▸ **Data listing**:
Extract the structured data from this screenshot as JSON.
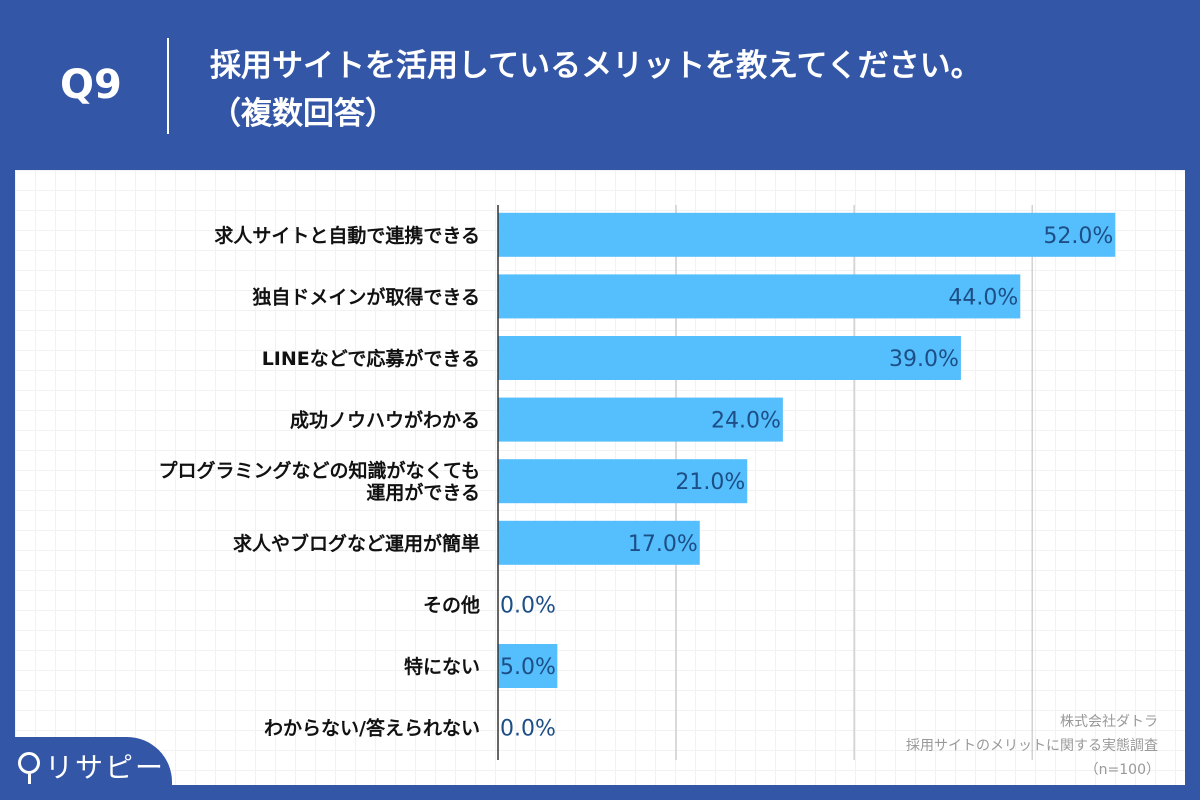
{
  "header": {
    "question": "Q9",
    "title_line1": "採用サイトを活用しているメリットを教えてください。",
    "title_line2": "（複数回答）"
  },
  "colors": {
    "background": "#3356a6",
    "bar": "#55befc",
    "value_label": "#1d4e86"
  },
  "chart_data": {
    "type": "bar",
    "orientation": "horizontal",
    "categories": [
      "求人サイトと自動で連携できる",
      "独自ドメインが取得できる",
      "LINEなどで応募ができる",
      "成功ノウハウがわかる",
      "プログラミングなどの知識がなくても\n運用ができる",
      "求人やブログなど運用が簡単",
      "その他",
      "特にない",
      "わからない/答えられない"
    ],
    "values": [
      52.0,
      44.0,
      39.0,
      24.0,
      21.0,
      17.0,
      0.0,
      5.0,
      0.0
    ],
    "labels": [
      "52.0%",
      "44.0%",
      "39.0%",
      "24.0%",
      "21.0%",
      "17.0%",
      "0.0%",
      "5.0%",
      "0.0%"
    ],
    "xlim": [
      0,
      60
    ],
    "grid_step": 15,
    "grid": true,
    "unit": "%"
  },
  "source": {
    "company": "株式会社ダトラ",
    "survey": "採用サイトのメリットに関する実態調査",
    "n": "（n=100）"
  },
  "logo": {
    "text": "リサピー"
  }
}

▸ **Objective**: Repeat the data exactly, excluding the pictures.

▸ **Exercise solution**:
Extract the structured data from this screenshot as JSON.
{
  "header": {
    "question": "Q9",
    "title_line1": "採用サイトを活用しているメリットを教えてください。",
    "title_line2": "（複数回答）"
  },
  "colors": {
    "background": "#3356a6",
    "bar": "#55befc",
    "value_label": "#1d4e86"
  },
  "chart_data": {
    "type": "bar",
    "orientation": "horizontal",
    "categories": [
      "求人サイトと自動で連携できる",
      "独自ドメインが取得できる",
      "LINEなどで応募ができる",
      "成功ノウハウがわかる",
      "プログラミングなどの知識がなくても\n運用ができる",
      "求人やブログなど運用が簡単",
      "その他",
      "特にない",
      "わからない/答えられない"
    ],
    "values": [
      52.0,
      44.0,
      39.0,
      24.0,
      21.0,
      17.0,
      0.0,
      5.0,
      0.0
    ],
    "labels": [
      "52.0%",
      "44.0%",
      "39.0%",
      "24.0%",
      "21.0%",
      "17.0%",
      "0.0%",
      "5.0%",
      "0.0%"
    ],
    "xlim": [
      0,
      60
    ],
    "grid_step": 15,
    "grid": true,
    "unit": "%"
  },
  "source": {
    "company": "株式会社ダトラ",
    "survey": "採用サイトのメリットに関する実態調査",
    "n": "（n=100）"
  },
  "logo": {
    "text": "リサピー"
  }
}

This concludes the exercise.